— begin —
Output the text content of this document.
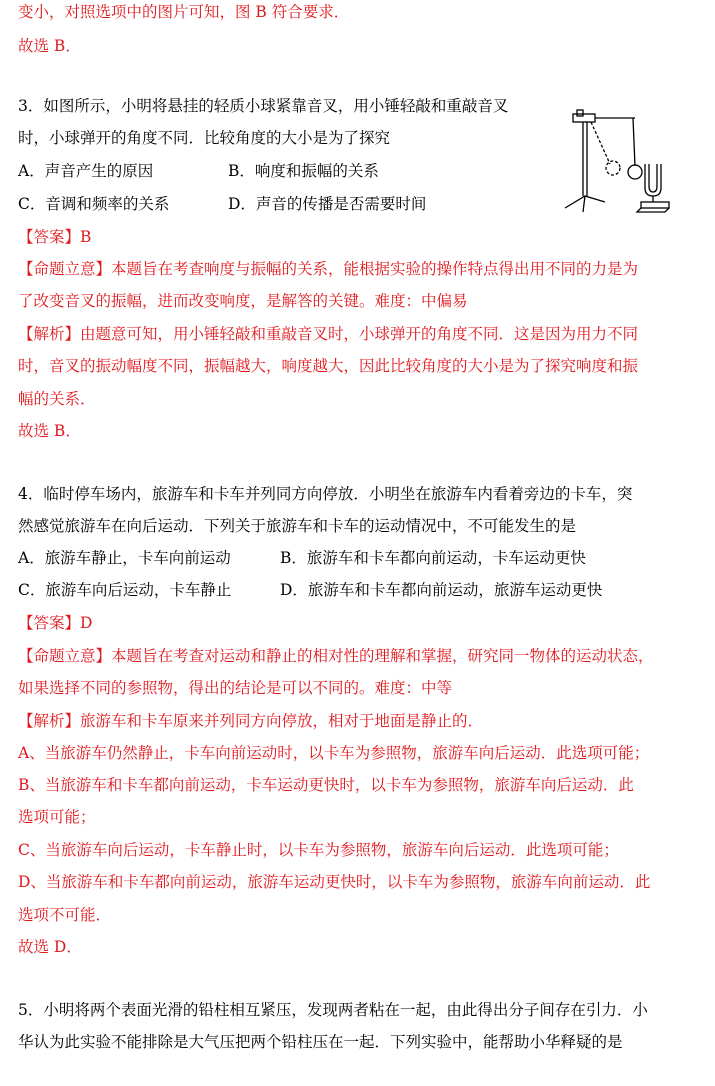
变小，对照选项中的图片可知，图 B 符合要求．
故选 B．
3．如图所示，小明将悬挂的轻质小球紧靠音叉，用小锤轻敲和重敲音叉
时，小球弹开的角度不同．比较角度的大小是为了探究
A．声音产生的原因	B．响度和振幅的关系
C．音调和频率的关系	D．声音的传播是否需要时间
【答案】B
【命题立意】本题旨在考查响度与振幅的关系，能根据实验的操作特点得出用不同的力是为
了改变音叉的振幅，进而改变响度，是解答的关键。难度：中偏易
【解析】由题意可知，用小锤轻敲和重敲音叉时，小球弹开的角度不同．这是因为用力不同
时，音叉的振动幅度不同，振幅越大，响度越大，因此比较角度的大小是为了探究响度和振
幅的关系．
故选 B．
4．临时停车场内，旅游车和卡车并列同方向停放．小明坐在旅游车内看着旁边的卡车，突
然感觉旅游车在向后运动．下列关于旅游车和卡车的运动情况中，不可能发生的是
A．旅游车静止，卡车向前运动	B．旅游车和卡车都向前运动，卡车运动更快
C．旅游车向后运动，卡车静止	D．旅游车和卡车都向前运动，旅游车运动更快
【答案】D
【命题立意】本题旨在考查对运动和静止的相对性的理解和掌握，研究同一物体的运动状态，
如果选择不同的参照物，得出的结论是可以不同的。难度：中等
【解析】旅游车和卡车原来并列同方向停放，相对于地面是静止的．
A、当旅游车仍然静止，卡车向前运动时，以卡车为参照物，旅游车向后运动．此选项可能；
B、当旅游车和卡车都向前运动，卡车运动更快时，以卡车为参照物，旅游车向后运动．此
选项可能；
C、当旅游车向后运动，卡车静止时，以卡车为参照物，旅游车向后运动．此选项可能；
D、当旅游车和卡车都向前运动，旅游车运动更快时，以卡车为参照物，旅游车向前运动．此
选项不可能．
故选 D．
5．小明将两个表面光滑的铅柱相互紧压，发现两者粘在一起，由此得出分子间存在引力．小
华认为此实验不能排除是大气压把两个铅柱压在一起．下列实验中，能帮助小华释疑的是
— end —
DESCRIPTION OF THE TASK =>
Each line that contains the string "小球弹开的角度不同" counts once; say how many there are and nothing else.

REPLY =>
2